» **Ejercicios por resolver**:
(a) Resume en dos oraciones el fragmento sobre dar clase a niños pequeños.
(b) Según el fragmento, ¿qué edad tienen los niños con los que trabaja quien escribe?

Publicado el 7/2/2018

febrero 01, 2018

Son cosas de niños (masculino, plural)

Dar clase a niños pequeños es una aventura para la que nunca estás preparado si eres inexperto. Da igual lo mucho que te avisen de lo revoltosos y espabilados que son por naturaleza, de lo mucho que se asemejan sus mentes a una esponja o lo difíciles que pueden llegar a ser de controlar, pues siempre conseguirán sorprenderte. 
Llevo ya algunos meses trabajando con niños de entre 3 y 4 años, divididos a partes iguales entre niños y niñas, y una de las primeras cosas de las que me di cuenta es que están en una edad algo contradictoria, en mi opinión. Es decir, así como hay conceptos lógicos que les cuesta bastante entender, otros los pillan al vuelo, especialmente cuando se trata de distinguir lo que está bien de lo que está mal. Esta poca experiencia que he adquirido me ha permitido descubrir que, aunque sea de manera muy inconsciente, intuitiva e intermitente, los peques son capaces de identificar comportamientos inadecuados. Por ejemplo, hubo una ocasión que fue verdaderamente graciosa. Un niño y una niña que son muy amigos, entre risas pícaras, comenzaron un diálogo teatralizado. Poniendo voz exageradamente grave, se daban palmadas en la espalda reproduciendo un "Hey, colega, me alegro de verte. A ver cuándo tomamos un pinchito y una cerveza" a imitación, como es de suponer, de sus padres, que seguramente mantuvieron una conversación semejante alguna vez que se habían encontrado por la calle. El caso es que había algo en lo de la "cerveza" que los hacía desternillarse de risa, y más aún cuando les dije que aquella era una palabra para adultos

Este es uno de los muchos momentos estelares de los que son protagonistas. No obstante, así como muchas de sus apasionantes interacciones me hacen sonreír, otras me provocan reflexiones inesperadas. Una tarde, mientras jugaban en el aula, esta misma niña cogió un camión de juguete y se puso a hacer como que lo conducía. Acto seguido, su compañero la miró algo mosqueado y, sin poder resistirse, le espetó muy convencido que "las niñas no tienen camiones". La otra, que no se dejó achantar tan fácilmente, le respondió con un "¿Y eso por qué?". "Porque las niñas no son valientes", fue la rotunda contestación del pequeñajo. A continuación, se enzarzaron en una breve discusión típica de críos en las que los argumentos del porque sí y porque no dejan paso con rapidez a otro tema de interés, pues no olviden que su capacidad de atención -así como de rencor- es bastante reducida a estas edades.

» **Registros de datos**:
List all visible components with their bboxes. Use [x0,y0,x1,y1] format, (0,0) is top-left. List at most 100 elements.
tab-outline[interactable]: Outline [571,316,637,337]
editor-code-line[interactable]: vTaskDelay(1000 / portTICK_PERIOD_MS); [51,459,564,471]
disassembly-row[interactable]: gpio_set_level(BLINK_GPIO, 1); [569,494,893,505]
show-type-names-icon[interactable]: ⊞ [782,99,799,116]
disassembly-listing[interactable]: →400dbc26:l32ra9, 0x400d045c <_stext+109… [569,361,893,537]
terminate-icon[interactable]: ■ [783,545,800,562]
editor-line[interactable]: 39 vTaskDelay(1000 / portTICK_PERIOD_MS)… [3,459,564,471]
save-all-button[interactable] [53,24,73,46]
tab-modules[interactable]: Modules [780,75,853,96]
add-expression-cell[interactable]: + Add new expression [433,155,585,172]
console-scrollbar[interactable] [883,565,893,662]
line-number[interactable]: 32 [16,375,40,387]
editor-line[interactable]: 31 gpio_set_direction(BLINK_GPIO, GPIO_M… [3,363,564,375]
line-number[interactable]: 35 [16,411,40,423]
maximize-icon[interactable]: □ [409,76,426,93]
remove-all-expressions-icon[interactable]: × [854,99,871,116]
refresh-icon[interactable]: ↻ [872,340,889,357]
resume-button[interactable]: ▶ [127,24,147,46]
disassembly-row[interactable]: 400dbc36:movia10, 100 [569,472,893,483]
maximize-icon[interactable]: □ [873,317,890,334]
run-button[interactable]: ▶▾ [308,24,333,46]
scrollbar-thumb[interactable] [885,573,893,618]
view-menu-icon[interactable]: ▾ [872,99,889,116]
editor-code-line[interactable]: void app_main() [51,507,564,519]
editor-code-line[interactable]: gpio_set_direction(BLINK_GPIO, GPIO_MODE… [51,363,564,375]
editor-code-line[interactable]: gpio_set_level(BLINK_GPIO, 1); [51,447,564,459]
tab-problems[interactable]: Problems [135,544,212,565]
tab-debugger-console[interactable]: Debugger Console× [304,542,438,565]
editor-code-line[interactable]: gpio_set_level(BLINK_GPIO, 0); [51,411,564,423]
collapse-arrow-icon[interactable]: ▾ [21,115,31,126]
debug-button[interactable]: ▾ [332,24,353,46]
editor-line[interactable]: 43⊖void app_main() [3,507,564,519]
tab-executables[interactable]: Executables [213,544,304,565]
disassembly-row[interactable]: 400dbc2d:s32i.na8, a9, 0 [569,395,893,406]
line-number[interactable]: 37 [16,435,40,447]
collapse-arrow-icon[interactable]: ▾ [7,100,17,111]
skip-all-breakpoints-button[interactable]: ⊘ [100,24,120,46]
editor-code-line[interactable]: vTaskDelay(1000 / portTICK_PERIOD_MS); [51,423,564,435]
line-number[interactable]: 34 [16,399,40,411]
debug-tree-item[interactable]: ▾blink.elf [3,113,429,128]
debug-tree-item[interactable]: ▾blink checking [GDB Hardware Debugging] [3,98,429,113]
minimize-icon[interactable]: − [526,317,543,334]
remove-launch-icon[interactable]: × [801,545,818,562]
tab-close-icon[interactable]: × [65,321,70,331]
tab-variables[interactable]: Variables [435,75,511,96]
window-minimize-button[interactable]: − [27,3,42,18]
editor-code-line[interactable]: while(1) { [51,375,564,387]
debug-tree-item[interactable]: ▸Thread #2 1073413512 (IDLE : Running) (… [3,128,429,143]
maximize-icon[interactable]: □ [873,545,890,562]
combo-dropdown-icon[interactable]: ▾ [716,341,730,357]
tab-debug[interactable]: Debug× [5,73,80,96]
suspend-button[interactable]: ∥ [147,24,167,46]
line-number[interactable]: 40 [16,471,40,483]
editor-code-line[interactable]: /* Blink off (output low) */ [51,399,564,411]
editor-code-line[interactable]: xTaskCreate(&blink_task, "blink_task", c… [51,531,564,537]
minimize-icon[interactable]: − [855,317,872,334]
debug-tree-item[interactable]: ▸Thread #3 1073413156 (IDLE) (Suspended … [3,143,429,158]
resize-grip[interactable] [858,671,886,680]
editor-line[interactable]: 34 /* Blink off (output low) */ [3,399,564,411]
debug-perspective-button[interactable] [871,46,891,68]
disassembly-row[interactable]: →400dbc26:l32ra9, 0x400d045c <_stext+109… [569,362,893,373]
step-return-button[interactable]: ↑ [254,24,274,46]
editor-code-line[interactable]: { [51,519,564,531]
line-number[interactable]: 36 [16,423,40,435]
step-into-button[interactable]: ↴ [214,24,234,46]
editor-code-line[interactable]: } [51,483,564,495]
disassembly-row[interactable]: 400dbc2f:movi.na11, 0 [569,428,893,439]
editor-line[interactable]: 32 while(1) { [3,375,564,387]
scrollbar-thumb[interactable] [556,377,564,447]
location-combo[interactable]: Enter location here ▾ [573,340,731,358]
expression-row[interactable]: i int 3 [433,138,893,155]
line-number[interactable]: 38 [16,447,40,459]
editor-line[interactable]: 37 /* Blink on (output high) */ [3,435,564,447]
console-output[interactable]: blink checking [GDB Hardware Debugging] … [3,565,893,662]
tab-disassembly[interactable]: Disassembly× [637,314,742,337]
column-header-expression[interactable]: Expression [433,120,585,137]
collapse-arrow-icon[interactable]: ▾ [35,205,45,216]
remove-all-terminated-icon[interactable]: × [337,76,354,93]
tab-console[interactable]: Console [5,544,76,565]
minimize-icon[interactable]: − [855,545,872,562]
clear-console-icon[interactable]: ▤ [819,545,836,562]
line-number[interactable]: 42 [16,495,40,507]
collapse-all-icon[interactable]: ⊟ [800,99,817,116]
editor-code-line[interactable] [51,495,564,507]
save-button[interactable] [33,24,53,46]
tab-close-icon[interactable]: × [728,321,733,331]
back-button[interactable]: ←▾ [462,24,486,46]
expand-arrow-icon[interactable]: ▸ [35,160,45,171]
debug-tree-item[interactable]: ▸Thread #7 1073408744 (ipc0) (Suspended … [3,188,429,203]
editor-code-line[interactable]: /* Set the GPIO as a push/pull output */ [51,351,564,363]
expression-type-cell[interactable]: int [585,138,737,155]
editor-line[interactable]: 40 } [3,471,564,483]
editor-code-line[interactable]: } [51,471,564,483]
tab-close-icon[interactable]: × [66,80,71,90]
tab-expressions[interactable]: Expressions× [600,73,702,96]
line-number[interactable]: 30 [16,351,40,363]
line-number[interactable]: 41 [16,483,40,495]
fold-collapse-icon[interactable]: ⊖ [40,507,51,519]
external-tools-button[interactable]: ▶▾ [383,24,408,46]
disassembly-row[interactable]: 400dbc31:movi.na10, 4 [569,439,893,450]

» **Soluciones por tarea**:
(a) Quien escribe lleva meses trabajando con niños de 3 y 4 años y ha descubierto que, aunque les cuesta entender algunos conceptos lógicos, distinguen con rapidez lo que está bien de lo que está mal. Lo ilustra con dos escenas de juego entre un niño y una niña: una les da risa por la palabra "cerveza", y otra le hace reflexionar, porque el niño afirma que las niñas no tienen camiones porque no son valientes.

(b) Tienen entre 3 y 4 años.